-- Exercise goal --
No images are to be carried over; print all other material exactly as it stands.
[BEGIN The input]
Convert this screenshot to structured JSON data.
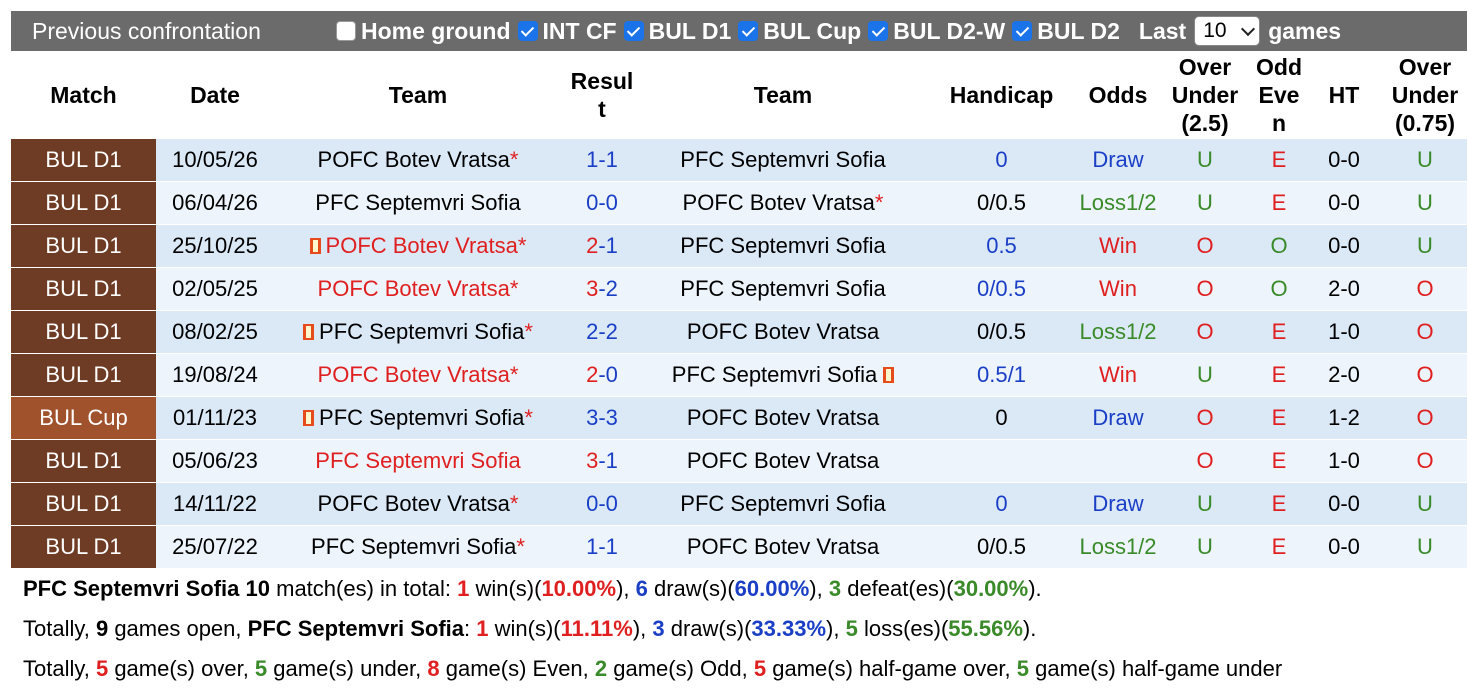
{
  "header": {
    "title": "Previous confrontation",
    "filters": [
      {
        "label": "Home ground",
        "checked": false
      },
      {
        "label": "INT CF",
        "checked": true
      },
      {
        "label": "BUL D1",
        "checked": true
      },
      {
        "label": "BUL Cup",
        "checked": true
      },
      {
        "label": "BUL D2-W",
        "checked": true
      },
      {
        "label": "BUL D2",
        "checked": true
      }
    ],
    "last_label": "Last",
    "games_count": "10",
    "games_label": "games"
  },
  "table": {
    "columns": [
      "Match",
      "Date",
      "Team",
      "Result",
      "Team",
      "Handicap",
      "Odds",
      "Over Under (2.5)",
      "Odd Even",
      "HT",
      "Over Under (0.75)"
    ],
    "column_display": [
      "Match",
      "Date",
      "Team",
      "Resul\nt",
      "Team",
      "Handicap",
      "Odds",
      "Over\nUnder\n(2.5)",
      "Odd\nEve\nn",
      "HT",
      "Over\nUnder\n(0.75)"
    ],
    "rows": [
      {
        "match": "BUL D1",
        "date": "10/05/26",
        "home": "POFC Botev Vratsa",
        "home_star": "*",
        "home_flag": false,
        "home_red": false,
        "score_home": "1",
        "score_away": "1",
        "away": "PFC Septemvri Sofia",
        "away_star": "",
        "away_flag": false,
        "handicap": "0",
        "odds": "Draw",
        "ou": "U",
        "oe": "E",
        "ht": "0-0",
        "ou2": "U"
      },
      {
        "match": "BUL D1",
        "date": "06/04/26",
        "home": "PFC Septemvri Sofia",
        "home_star": "",
        "home_flag": false,
        "home_red": false,
        "score_home": "0",
        "score_away": "0",
        "away": "POFC Botev Vratsa",
        "away_star": "*",
        "away_flag": false,
        "handicap": "0/0.5",
        "odds": "Loss1/2",
        "ou": "U",
        "oe": "E",
        "ht": "0-0",
        "ou2": "U"
      },
      {
        "match": "BUL D1",
        "date": "25/10/25",
        "home": "POFC Botev Vratsa",
        "home_star": "*",
        "home_flag": true,
        "home_red": true,
        "score_home": "2",
        "score_away": "1",
        "away": "PFC Septemvri Sofia",
        "away_star": "",
        "away_flag": false,
        "handicap": "0.5",
        "odds": "Win",
        "ou": "O",
        "oe": "O",
        "ht": "0-0",
        "ou2": "U"
      },
      {
        "match": "BUL D1",
        "date": "02/05/25",
        "home": "POFC Botev Vratsa",
        "home_star": "*",
        "home_flag": false,
        "home_red": true,
        "score_home": "3",
        "score_away": "2",
        "away": "PFC Septemvri Sofia",
        "away_star": "",
        "away_flag": false,
        "handicap": "0/0.5",
        "odds": "Win",
        "ou": "O",
        "oe": "O",
        "ht": "2-0",
        "ou2": "O"
      },
      {
        "match": "BUL D1",
        "date": "08/02/25",
        "home": "PFC Septemvri Sofia",
        "home_star": "*",
        "home_flag": true,
        "home_red": false,
        "score_home": "2",
        "score_away": "2",
        "away": "POFC Botev Vratsa",
        "away_star": "",
        "away_flag": false,
        "handicap": "0/0.5",
        "odds": "Loss1/2",
        "ou": "O",
        "oe": "E",
        "ht": "1-0",
        "ou2": "O"
      },
      {
        "match": "BUL D1",
        "date": "19/08/24",
        "home": "POFC Botev Vratsa",
        "home_star": "*",
        "home_flag": false,
        "home_red": true,
        "score_home": "2",
        "score_away": "0",
        "away": "PFC Septemvri Sofia",
        "away_star": "",
        "away_flag": true,
        "handicap": "0.5/1",
        "odds": "Win",
        "ou": "U",
        "oe": "E",
        "ht": "2-0",
        "ou2": "O"
      },
      {
        "match": "BUL Cup",
        "date": "01/11/23",
        "home": "PFC Septemvri Sofia",
        "home_star": "*",
        "home_flag": true,
        "home_red": false,
        "score_home": "3",
        "score_away": "3",
        "away": "POFC Botev Vratsa",
        "away_star": "",
        "away_flag": false,
        "handicap": "0",
        "odds": "Draw",
        "ou": "O",
        "oe": "E",
        "ht": "1-2",
        "ou2": "O"
      },
      {
        "match": "BUL D1",
        "date": "05/06/23",
        "home": "PFC Septemvri Sofia",
        "home_star": "",
        "home_flag": false,
        "home_red": true,
        "score_home": "3",
        "score_away": "1",
        "away": "POFC Botev Vratsa",
        "away_star": "",
        "away_flag": false,
        "handicap": "",
        "odds": "",
        "ou": "O",
        "oe": "E",
        "ht": "1-0",
        "ou2": "O"
      },
      {
        "match": "BUL D1",
        "date": "14/11/22",
        "home": "POFC Botev Vratsa",
        "home_star": "*",
        "home_flag": false,
        "home_red": false,
        "score_home": "0",
        "score_away": "0",
        "away": "PFC Septemvri Sofia",
        "away_star": "",
        "away_flag": false,
        "handicap": "0",
        "odds": "Draw",
        "ou": "U",
        "oe": "E",
        "ht": "0-0",
        "ou2": "U"
      },
      {
        "match": "BUL D1",
        "date": "25/07/22",
        "home": "PFC Septemvri Sofia",
        "home_star": "*",
        "home_flag": false,
        "home_red": false,
        "score_home": "1",
        "score_away": "1",
        "away": "POFC Botev Vratsa",
        "away_star": "",
        "away_flag": false,
        "handicap": "0/0.5",
        "odds": "Loss1/2",
        "ou": "U",
        "oe": "E",
        "ht": "0-0",
        "ou2": "U"
      }
    ]
  },
  "summary": {
    "line1": {
      "team": "PFC Septemvri Sofia",
      "matches": "10",
      "t1": " match(es) in total: ",
      "wins": "1",
      "t2": " win(s)(",
      "win_pct": "10.00%",
      "t3": "), ",
      "draws": "6",
      "t4": " draw(s)(",
      "draw_pct": "60.00%",
      "t5": "), ",
      "defeats": "3",
      "t6": " defeat(es)(",
      "defeat_pct": "30.00%",
      "t7": ")."
    },
    "line2": {
      "t0": "Totally, ",
      "open": "9",
      "t1": " games open, ",
      "team": "PFC Septemvri Sofia",
      "t2": ": ",
      "wins": "1",
      "t3": " win(s)(",
      "win_pct": "11.11%",
      "t4": "), ",
      "draws": "3",
      "t5": " draw(s)(",
      "draw_pct": "33.33%",
      "t6": "), ",
      "losses": "5",
      "t7": " loss(es)(",
      "loss_pct": "55.56%",
      "t8": ")."
    },
    "line3": {
      "t0": "Totally, ",
      "over": "5",
      "t1": " game(s) over, ",
      "under": "5",
      "t2": " game(s) under, ",
      "even": "8",
      "t3": " game(s) Even, ",
      "odd": "2",
      "t4": " game(s) Odd, ",
      "half_over": "5",
      "t5": " game(s) half-game over, ",
      "half_under": "5",
      "t6": " game(s) half-game under"
    }
  },
  "colors": {
    "header_bg": "#6b6b6b",
    "league_bg": "#6e3b24",
    "cup_bg": "#a0522d",
    "red": "#e02020",
    "blue": "#1a3fc6",
    "green": "#3a8a2a",
    "row_a": "#dbe9f7",
    "row_b": "#edf4fc"
  }
}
[END The input]
-- Solution --
Convert this screenshot to structured JSON data.
{
  "header": {
    "title": "Previous confrontation",
    "filters": [
      {
        "label": "Home ground",
        "checked": false
      },
      {
        "label": "INT CF",
        "checked": true
      },
      {
        "label": "BUL D1",
        "checked": true
      },
      {
        "label": "BUL Cup",
        "checked": true
      },
      {
        "label": "BUL D2-W",
        "checked": true
      },
      {
        "label": "BUL D2",
        "checked": true
      }
    ],
    "last_label": "Last",
    "games_count": "10",
    "games_label": "games"
  },
  "table": {
    "columns": [
      "Match",
      "Date",
      "Team",
      "Result",
      "Team",
      "Handicap",
      "Odds",
      "Over Under (2.5)",
      "Odd Even",
      "HT",
      "Over Under (0.75)"
    ],
    "column_display": [
      "Match",
      "Date",
      "Team",
      "Resul\nt",
      "Team",
      "Handicap",
      "Odds",
      "Over\nUnder\n(2.5)",
      "Odd\nEve\nn",
      "HT",
      "Over\nUnder\n(0.75)"
    ],
    "rows": [
      {
        "match": "BUL D1",
        "date": "10/05/26",
        "home": "POFC Botev Vratsa",
        "home_star": "*",
        "home_flag": false,
        "home_red": false,
        "score_home": "1",
        "score_away": "1",
        "away": "PFC Septemvri Sofia",
        "away_star": "",
        "away_flag": false,
        "handicap": "0",
        "odds": "Draw",
        "ou": "U",
        "oe": "E",
        "ht": "0-0",
        "ou2": "U"
      },
      {
        "match": "BUL D1",
        "date": "06/04/26",
        "home": "PFC Septemvri Sofia",
        "home_star": "",
        "home_flag": false,
        "home_red": false,
        "score_home": "0",
        "score_away": "0",
        "away": "POFC Botev Vratsa",
        "away_star": "*",
        "away_flag": false,
        "handicap": "0/0.5",
        "odds": "Loss1/2",
        "ou": "U",
        "oe": "E",
        "ht": "0-0",
        "ou2": "U"
      },
      {
        "match": "BUL D1",
        "date": "25/10/25",
        "home": "POFC Botev Vratsa",
        "home_star": "*",
        "home_flag": true,
        "home_red": true,
        "score_home": "2",
        "score_away": "1",
        "away": "PFC Septemvri Sofia",
        "away_star": "",
        "away_flag": false,
        "handicap": "0.5",
        "odds": "Win",
        "ou": "O",
        "oe": "O",
        "ht": "0-0",
        "ou2": "U"
      },
      {
        "match": "BUL D1",
        "date": "02/05/25",
        "home": "POFC Botev Vratsa",
        "home_star": "*",
        "home_flag": false,
        "home_red": true,
        "score_home": "3",
        "score_away": "2",
        "away": "PFC Septemvri Sofia",
        "away_star": "",
        "away_flag": false,
        "handicap": "0/0.5",
        "odds": "Win",
        "ou": "O",
        "oe": "O",
        "ht": "2-0",
        "ou2": "O"
      },
      {
        "match": "BUL D1",
        "date": "08/02/25",
        "home": "PFC Septemvri Sofia",
        "home_star": "*",
        "home_flag": true,
        "home_red": false,
        "score_home": "2",
        "score_away": "2",
        "away": "POFC Botev Vratsa",
        "away_star": "",
        "away_flag": false,
        "handicap": "0/0.5",
        "odds": "Loss1/2",
        "ou": "O",
        "oe": "E",
        "ht": "1-0",
        "ou2": "O"
      },
      {
        "match": "BUL D1",
        "date": "19/08/24",
        "home": "POFC Botev Vratsa",
        "home_star": "*",
        "home_flag": false,
        "home_red": true,
        "score_home": "2",
        "score_away": "0",
        "away": "PFC Septemvri Sofia",
        "away_star": "",
        "away_flag": true,
        "handicap": "0.5/1",
        "odds": "Win",
        "ou": "U",
        "oe": "E",
        "ht": "2-0",
        "ou2": "O"
      },
      {
        "match": "BUL Cup",
        "date": "01/11/23",
        "home": "PFC Septemvri Sofia",
        "home_star": "*",
        "home_flag": true,
        "home_red": false,
        "score_home": "3",
        "score_away": "3",
        "away": "POFC Botev Vratsa",
        "away_star": "",
        "away_flag": false,
        "handicap": "0",
        "odds": "Draw",
        "ou": "O",
        "oe": "E",
        "ht": "1-2",
        "ou2": "O"
      },
      {
        "match": "BUL D1",
        "date": "05/06/23",
        "home": "PFC Septemvri Sofia",
        "home_star": "",
        "home_flag": false,
        "home_red": true,
        "score_home": "3",
        "score_away": "1",
        "away": "POFC Botev Vratsa",
        "away_star": "",
        "away_flag": false,
        "handicap": "",
        "odds": "",
        "ou": "O",
        "oe": "E",
        "ht": "1-0",
        "ou2": "O"
      },
      {
        "match": "BUL D1",
        "date": "14/11/22",
        "home": "POFC Botev Vratsa",
        "home_star": "*",
        "home_flag": false,
        "home_red": false,
        "score_home": "0",
        "score_away": "0",
        "away": "PFC Septemvri Sofia",
        "away_star": "",
        "away_flag": false,
        "handicap": "0",
        "odds": "Draw",
        "ou": "U",
        "oe": "E",
        "ht": "0-0",
        "ou2": "U"
      },
      {
        "match": "BUL D1",
        "date": "25/07/22",
        "home": "PFC Septemvri Sofia",
        "home_star": "*",
        "home_flag": false,
        "home_red": false,
        "score_home": "1",
        "score_away": "1",
        "away": "POFC Botev Vratsa",
        "away_star": "",
        "away_flag": false,
        "handicap": "0/0.5",
        "odds": "Loss1/2",
        "ou": "U",
        "oe": "E",
        "ht": "0-0",
        "ou2": "U"
      }
    ]
  },
  "summary": {
    "line1": {
      "team": "PFC Septemvri Sofia",
      "matches": "10",
      "t1": " match(es) in total: ",
      "wins": "1",
      "t2": " win(s)(",
      "win_pct": "10.00%",
      "t3": "), ",
      "draws": "6",
      "t4": " draw(s)(",
      "draw_pct": "60.00%",
      "t5": "), ",
      "defeats": "3",
      "t6": " defeat(es)(",
      "defeat_pct": "30.00%",
      "t7": ")."
    },
    "line2": {
      "t0": "Totally, ",
      "open": "9",
      "t1": " games open, ",
      "team": "PFC Septemvri Sofia",
      "t2": ": ",
      "wins": "1",
      "t3": " win(s)(",
      "win_pct": "11.11%",
      "t4": "), ",
      "draws": "3",
      "t5": " draw(s)(",
      "draw_pct": "33.33%",
      "t6": "), ",
      "losses": "5",
      "t7": " loss(es)(",
      "loss_pct": "55.56%",
      "t8": ")."
    },
    "line3": {
      "t0": "Totally, ",
      "over": "5",
      "t1": " game(s) over, ",
      "under": "5",
      "t2": " game(s) under, ",
      "even": "8",
      "t3": " game(s) Even, ",
      "odd": "2",
      "t4": " game(s) Odd, ",
      "half_over": "5",
      "t5": " game(s) half-game over, ",
      "half_under": "5",
      "t6": " game(s) half-game under"
    }
  },
  "colors": {
    "header_bg": "#6b6b6b",
    "league_bg": "#6e3b24",
    "cup_bg": "#a0522d",
    "red": "#e02020",
    "blue": "#1a3fc6",
    "green": "#3a8a2a",
    "row_a": "#dbe9f7",
    "row_b": "#edf4fc"
  }
}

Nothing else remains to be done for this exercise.